[USING THE INFORMATION]:
[1] According to the blog post, what is the new posing trend in pictures?
[2] Copy out the stretch of the blog post from "6. I’m really" through "right. Fifth grade." word for word.

[SOURCE EXTRACT]:
=== Begin Enclosure ===

And today’s no exception. I’ve had a bunch of weird thoughts a-tumblin’ around in my head lately, so I decided to get them onto paper (computer) and out of me noggin.

Lucky you! So now it’s an official trilogy, separated by many, many, many months. (For reference, check out the first and second posts.) (If you dare! Maniacal laugh…maniacal laugh.)

Ooh, look! A bird!

1. I wish Shahs of Sunset was still on.

2. I think if I were single with no kids, I’d be in a lot better shape. ‘Cuz I really don’t care about food, and could be happy eating ground turkey with black beans pretty much every meal. It’s these darn Cheeze-Its and Tostitos and Easter candy that are to blame. (And for those of you who knew me before husband and children and would beg to differ, all I have to say is put a sock in it.)

3. Sometimes as I’m driving around, I’ll see a particular place and think, “If I were homeless, that’s be a good place to camp out.”

4. Diet Coke is not the same as the European Coca-Cola Light and I miss it.

5. Actually, what I really miss is Pepsi Light that had the light lemon taste to it.

6. I’m really into navy and white this spring, with turquoise accents.

7.  Back in the 90s, everyone took pictures doing what we called the “sorority squat.” Every girl would semi-squat down and put their hands on their knees. Every single college picture I have is this way, and a lot post-college too. Five girls, in a row, all squatting for no reason. Lots of sky in our pictures. I’ve noticed the new posing trend is the Paris-Hilton-hand-on-hip-shoulder-back pose. It’s much more flattering. I could have benefitted from this back in college. Where was Paris when I was in college? Oh that’s right. Fifth grade.

=== End Enclosure ===

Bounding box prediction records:
=== Begin Enclosure ===

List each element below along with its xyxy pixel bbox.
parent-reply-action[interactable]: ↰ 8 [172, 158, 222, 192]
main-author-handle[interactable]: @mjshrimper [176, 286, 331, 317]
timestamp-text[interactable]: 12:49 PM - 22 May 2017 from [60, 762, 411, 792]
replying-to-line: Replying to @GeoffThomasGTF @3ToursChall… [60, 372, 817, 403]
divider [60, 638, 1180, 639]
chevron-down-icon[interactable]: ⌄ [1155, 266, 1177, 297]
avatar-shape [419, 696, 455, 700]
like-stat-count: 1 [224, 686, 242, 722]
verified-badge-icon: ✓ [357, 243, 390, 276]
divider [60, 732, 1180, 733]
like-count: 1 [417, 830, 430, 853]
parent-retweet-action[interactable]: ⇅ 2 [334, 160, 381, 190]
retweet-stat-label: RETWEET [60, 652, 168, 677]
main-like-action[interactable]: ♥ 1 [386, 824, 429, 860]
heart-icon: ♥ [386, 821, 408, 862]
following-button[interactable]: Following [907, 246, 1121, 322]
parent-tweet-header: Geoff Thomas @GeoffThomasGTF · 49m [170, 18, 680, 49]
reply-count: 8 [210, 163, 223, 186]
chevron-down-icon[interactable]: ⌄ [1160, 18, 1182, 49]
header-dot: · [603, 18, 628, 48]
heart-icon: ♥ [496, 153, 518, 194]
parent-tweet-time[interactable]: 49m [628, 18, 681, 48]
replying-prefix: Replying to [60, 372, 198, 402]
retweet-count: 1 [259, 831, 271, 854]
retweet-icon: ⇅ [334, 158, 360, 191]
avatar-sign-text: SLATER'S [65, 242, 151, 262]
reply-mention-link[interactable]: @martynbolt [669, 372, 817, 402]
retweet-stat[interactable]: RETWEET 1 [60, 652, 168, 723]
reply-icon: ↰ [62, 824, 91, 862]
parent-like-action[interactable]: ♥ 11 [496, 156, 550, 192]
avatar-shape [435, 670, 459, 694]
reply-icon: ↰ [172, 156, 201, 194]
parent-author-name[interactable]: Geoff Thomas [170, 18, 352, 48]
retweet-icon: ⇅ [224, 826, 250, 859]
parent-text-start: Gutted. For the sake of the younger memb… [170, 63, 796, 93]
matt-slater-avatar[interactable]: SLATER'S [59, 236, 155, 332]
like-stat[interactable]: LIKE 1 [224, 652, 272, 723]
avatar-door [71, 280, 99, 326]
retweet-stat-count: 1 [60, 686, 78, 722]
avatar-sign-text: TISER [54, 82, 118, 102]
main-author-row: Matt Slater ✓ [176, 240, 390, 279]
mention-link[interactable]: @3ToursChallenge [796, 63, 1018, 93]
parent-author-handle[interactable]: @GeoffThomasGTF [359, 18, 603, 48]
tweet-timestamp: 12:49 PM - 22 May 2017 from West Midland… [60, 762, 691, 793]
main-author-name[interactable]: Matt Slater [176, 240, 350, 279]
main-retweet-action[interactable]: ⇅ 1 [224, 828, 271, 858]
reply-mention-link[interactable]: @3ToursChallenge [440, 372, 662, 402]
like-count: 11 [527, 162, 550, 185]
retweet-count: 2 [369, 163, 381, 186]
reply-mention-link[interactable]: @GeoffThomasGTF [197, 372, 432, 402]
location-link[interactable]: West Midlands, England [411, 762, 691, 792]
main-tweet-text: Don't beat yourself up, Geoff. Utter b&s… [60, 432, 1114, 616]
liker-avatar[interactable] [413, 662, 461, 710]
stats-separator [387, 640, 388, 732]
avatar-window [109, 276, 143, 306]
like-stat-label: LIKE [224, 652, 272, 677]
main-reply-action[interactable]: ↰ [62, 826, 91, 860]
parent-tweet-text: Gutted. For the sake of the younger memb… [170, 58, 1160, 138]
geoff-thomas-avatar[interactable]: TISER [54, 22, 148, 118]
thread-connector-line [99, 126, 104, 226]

=== End Enclosure ===

[OUTPUTS FOR THE TASKS]:
[1] The Paris-Hilton-hand-on-hip-shoulder-back pose.

[2]
6. I’m really into navy and white this spring, with turquoise accents.

7.  Back in the 90s, everyone took pictures doing what we called the “sorority squat.” Every girl would semi-squat down and put their hands on their knees. Every single college picture I have is this way, and a lot post-college too. Five girls, in a row, all squatting for no reason. Lots of sky in our pictures. I’ve noticed the new posing trend is the Paris-Hilton-hand-on-hip-shoulder-back pose. It’s much more flattering. I could have benefitted from this back in college. Where was Paris when I was in college? Oh that’s right. Fifth grade.